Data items
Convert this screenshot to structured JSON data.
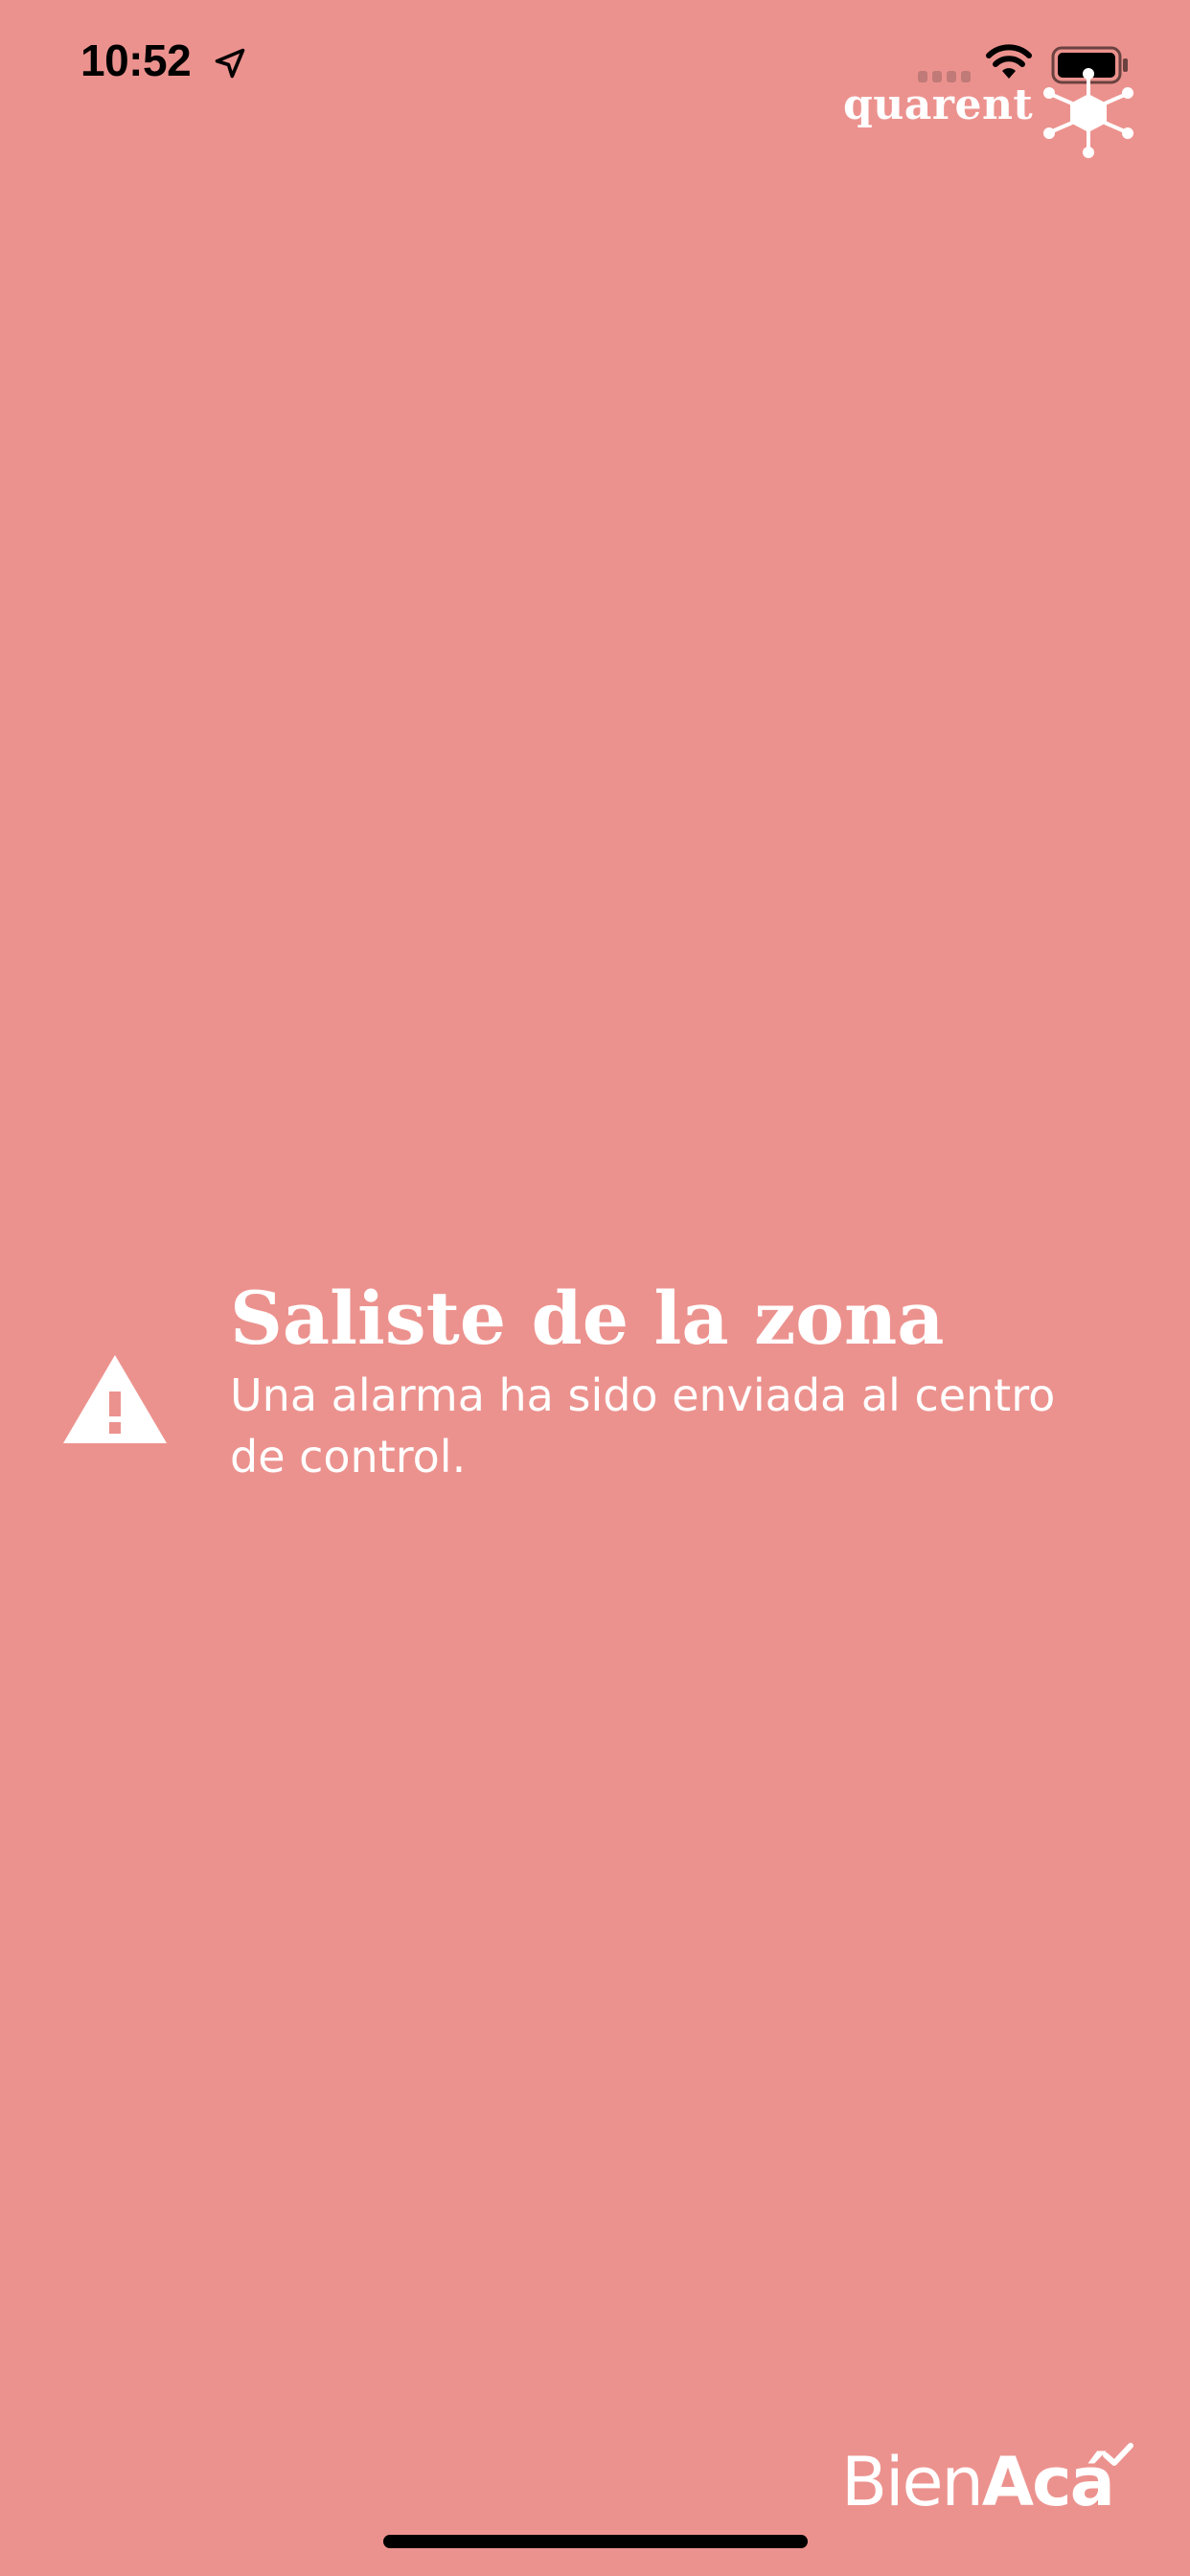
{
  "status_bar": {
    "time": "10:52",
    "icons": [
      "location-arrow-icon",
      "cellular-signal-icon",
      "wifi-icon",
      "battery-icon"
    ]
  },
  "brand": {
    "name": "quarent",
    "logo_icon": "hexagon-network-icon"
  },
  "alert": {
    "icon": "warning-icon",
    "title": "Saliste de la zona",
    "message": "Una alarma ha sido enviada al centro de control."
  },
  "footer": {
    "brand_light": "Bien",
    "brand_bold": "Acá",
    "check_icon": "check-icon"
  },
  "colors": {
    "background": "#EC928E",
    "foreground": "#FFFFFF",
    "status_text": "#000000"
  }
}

--

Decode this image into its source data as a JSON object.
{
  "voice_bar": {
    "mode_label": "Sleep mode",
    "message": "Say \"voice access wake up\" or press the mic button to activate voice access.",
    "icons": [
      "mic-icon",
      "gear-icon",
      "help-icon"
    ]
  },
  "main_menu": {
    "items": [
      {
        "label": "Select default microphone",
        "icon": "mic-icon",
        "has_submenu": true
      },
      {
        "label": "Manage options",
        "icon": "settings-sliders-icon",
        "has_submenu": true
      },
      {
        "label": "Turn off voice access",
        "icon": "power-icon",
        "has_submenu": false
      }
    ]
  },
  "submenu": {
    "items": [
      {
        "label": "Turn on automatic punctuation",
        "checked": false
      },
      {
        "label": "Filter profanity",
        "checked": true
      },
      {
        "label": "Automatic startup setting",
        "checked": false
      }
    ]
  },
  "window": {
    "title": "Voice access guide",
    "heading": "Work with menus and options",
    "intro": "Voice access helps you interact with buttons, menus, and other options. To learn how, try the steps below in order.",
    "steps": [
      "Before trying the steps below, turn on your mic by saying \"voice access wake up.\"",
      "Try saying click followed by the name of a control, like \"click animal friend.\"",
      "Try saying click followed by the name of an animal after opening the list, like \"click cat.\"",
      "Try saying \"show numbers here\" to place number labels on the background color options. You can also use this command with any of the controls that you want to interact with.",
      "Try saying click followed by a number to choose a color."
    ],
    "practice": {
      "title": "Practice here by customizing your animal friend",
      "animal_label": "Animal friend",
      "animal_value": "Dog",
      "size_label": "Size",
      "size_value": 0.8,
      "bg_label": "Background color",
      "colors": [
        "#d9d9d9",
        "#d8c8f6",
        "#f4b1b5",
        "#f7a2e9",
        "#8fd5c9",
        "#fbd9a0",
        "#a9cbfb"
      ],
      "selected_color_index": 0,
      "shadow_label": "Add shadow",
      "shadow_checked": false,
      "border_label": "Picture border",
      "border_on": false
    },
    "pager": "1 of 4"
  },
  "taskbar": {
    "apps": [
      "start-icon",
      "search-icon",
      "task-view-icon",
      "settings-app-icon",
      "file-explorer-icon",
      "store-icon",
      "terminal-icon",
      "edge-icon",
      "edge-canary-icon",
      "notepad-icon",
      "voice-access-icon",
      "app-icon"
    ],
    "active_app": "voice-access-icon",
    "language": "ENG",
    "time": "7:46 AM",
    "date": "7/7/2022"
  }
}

__Requirement__. Identify every line above with the string "message" in it. Copy those lines.

__Exercise solution__.
    "message": "Una alarma ha sido enviada al centro de control."
    "message": "Say \"voice access wake up\" or press the mic button to activate voice access.",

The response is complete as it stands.